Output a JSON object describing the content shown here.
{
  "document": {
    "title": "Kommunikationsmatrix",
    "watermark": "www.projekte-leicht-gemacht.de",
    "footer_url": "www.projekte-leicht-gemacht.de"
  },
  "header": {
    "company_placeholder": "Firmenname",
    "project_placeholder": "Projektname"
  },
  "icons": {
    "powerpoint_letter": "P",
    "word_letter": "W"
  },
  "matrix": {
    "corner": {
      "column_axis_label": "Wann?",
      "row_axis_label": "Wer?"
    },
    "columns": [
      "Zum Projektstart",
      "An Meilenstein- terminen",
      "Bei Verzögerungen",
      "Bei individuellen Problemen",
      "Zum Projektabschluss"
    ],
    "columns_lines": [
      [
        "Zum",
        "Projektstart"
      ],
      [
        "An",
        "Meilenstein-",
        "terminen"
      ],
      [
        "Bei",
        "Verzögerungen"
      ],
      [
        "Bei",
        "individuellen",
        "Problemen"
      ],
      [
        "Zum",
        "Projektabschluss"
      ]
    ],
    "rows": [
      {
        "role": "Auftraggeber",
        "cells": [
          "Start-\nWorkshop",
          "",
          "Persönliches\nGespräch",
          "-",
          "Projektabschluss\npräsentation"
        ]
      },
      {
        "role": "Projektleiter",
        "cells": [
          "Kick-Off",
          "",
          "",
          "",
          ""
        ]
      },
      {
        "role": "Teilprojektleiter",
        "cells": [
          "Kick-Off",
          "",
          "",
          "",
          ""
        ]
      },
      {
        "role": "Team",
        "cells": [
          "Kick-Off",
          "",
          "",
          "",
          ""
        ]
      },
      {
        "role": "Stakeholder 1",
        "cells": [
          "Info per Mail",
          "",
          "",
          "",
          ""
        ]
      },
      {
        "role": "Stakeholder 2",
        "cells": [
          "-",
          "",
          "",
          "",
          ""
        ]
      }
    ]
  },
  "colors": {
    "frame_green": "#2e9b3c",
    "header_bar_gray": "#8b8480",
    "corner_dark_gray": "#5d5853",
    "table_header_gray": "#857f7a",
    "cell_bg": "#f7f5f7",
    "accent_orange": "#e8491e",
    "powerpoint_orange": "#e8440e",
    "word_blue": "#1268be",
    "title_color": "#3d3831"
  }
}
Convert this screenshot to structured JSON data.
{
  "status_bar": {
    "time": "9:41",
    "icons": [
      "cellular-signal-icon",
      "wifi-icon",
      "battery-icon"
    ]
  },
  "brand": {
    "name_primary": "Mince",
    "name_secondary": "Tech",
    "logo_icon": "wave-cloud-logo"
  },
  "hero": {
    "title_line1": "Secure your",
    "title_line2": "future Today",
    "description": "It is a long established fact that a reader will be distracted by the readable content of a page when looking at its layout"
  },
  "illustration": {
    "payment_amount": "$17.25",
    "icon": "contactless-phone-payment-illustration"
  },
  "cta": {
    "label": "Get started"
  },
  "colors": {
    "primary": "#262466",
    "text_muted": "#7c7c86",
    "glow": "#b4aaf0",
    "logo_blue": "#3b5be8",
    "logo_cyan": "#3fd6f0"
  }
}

◇ ◇ ◇ ◇ ◇ ◇ ◇

▶ [What to do]:
Repeat the material above in full, exactly as it stands.

▶ [Worked answer]:
Output a JSON object describing the content shown here.
{
  "document": {
    "title": "Kommunikationsmatrix",
    "watermark": "www.projekte-leicht-gemacht.de",
    "footer_url": "www.projekte-leicht-gemacht.de"
  },
  "header": {
    "company_placeholder": "Firmenname",
    "project_placeholder": "Projektname"
  },
  "icons": {
    "powerpoint_letter": "P",
    "word_letter": "W"
  },
  "matrix": {
    "corner": {
      "column_axis_label": "Wann?",
      "row_axis_label": "Wer?"
    },
    "columns": [
      "Zum Projektstart",
      "An Meilenstein- terminen",
      "Bei Verzögerungen",
      "Bei individuellen Problemen",
      "Zum Projektabschluss"
    ],
    "columns_lines": [
      [
        "Zum",
        "Projektstart"
      ],
      [
        "An",
        "Meilenstein-",
        "terminen"
      ],
      [
        "Bei",
        "Verzögerungen"
      ],
      [
        "Bei",
        "individuellen",
        "Problemen"
      ],
      [
        "Zum",
        "Projektabschluss"
      ]
    ],
    "rows": [
      {
        "role": "Auftraggeber",
        "cells": [
          "Start-\nWorkshop",
          "",
          "Persönliches\nGespräch",
          "-",
          "Projektabschluss\npräsentation"
        ]
      },
      {
        "role": "Projektleiter",
        "cells": [
          "Kick-Off",
          "",
          "",
          "",
          ""
        ]
      },
      {
        "role": "Teilprojektleiter",
        "cells": [
          "Kick-Off",
          "",
          "",
          "",
          ""
        ]
      },
      {
        "role": "Team",
        "cells": [
          "Kick-Off",
          "",
          "",
          "",
          ""
        ]
      },
      {
        "role": "Stakeholder 1",
        "cells": [
          "Info per Mail",
          "",
          "",
          "",
          ""
        ]
      },
      {
        "role": "Stakeholder 2",
        "cells": [
          "-",
          "",
          "",
          "",
          ""
        ]
      }
    ]
  },
  "colors": {
    "frame_green": "#2e9b3c",
    "header_bar_gray": "#8b8480",
    "corner_dark_gray": "#5d5853",
    "table_header_gray": "#857f7a",
    "cell_bg": "#f7f5f7",
    "accent_orange": "#e8491e",
    "powerpoint_orange": "#e8440e",
    "word_blue": "#1268be",
    "title_color": "#3d3831"
  }
}
Convert this screenshot to structured JSON data.
{
  "status_bar": {
    "time": "9:41",
    "icons": [
      "cellular-signal-icon",
      "wifi-icon",
      "battery-icon"
    ]
  },
  "brand": {
    "name_primary": "Mince",
    "name_secondary": "Tech",
    "logo_icon": "wave-cloud-logo"
  },
  "hero": {
    "title_line1": "Secure your",
    "title_line2": "future Today",
    "description": "It is a long established fact that a reader will be distracted by the readable content of a page when looking at its layout"
  },
  "illustration": {
    "payment_amount": "$17.25",
    "icon": "contactless-phone-payment-illustration"
  },
  "cta": {
    "label": "Get started"
  },
  "colors": {
    "primary": "#262466",
    "text_muted": "#7c7c86",
    "glow": "#b4aaf0",
    "logo_blue": "#3b5be8",
    "logo_cyan": "#3fd6f0"
  }
}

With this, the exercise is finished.